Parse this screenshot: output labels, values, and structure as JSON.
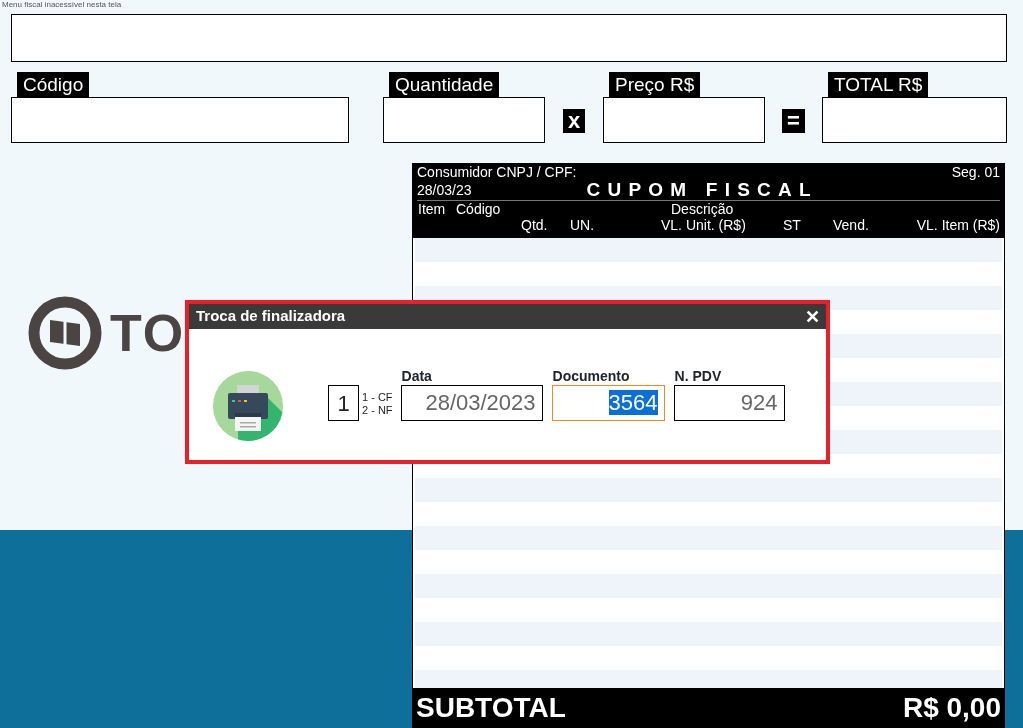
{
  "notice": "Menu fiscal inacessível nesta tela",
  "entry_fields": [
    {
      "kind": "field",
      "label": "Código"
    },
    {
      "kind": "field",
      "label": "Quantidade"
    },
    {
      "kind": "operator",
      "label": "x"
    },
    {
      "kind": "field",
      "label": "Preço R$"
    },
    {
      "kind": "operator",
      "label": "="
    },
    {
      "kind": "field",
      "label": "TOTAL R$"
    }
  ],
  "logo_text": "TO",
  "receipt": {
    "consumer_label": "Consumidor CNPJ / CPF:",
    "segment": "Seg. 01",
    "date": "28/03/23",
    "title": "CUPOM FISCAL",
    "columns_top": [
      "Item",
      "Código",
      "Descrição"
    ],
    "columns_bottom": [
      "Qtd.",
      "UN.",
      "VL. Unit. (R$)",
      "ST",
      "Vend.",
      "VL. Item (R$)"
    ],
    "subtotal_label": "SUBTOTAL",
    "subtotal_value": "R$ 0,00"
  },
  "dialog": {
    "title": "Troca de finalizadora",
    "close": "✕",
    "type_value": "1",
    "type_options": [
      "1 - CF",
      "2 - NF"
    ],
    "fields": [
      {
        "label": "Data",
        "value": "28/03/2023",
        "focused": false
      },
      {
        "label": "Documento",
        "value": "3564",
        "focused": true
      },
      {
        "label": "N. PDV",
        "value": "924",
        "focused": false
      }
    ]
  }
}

* [Task directions]
In the listing, find each line with the string "title" and copy it.

* [Answer for the task]
    "title": "CUPOM FISCAL",
    "title": "Troca de finalizadora",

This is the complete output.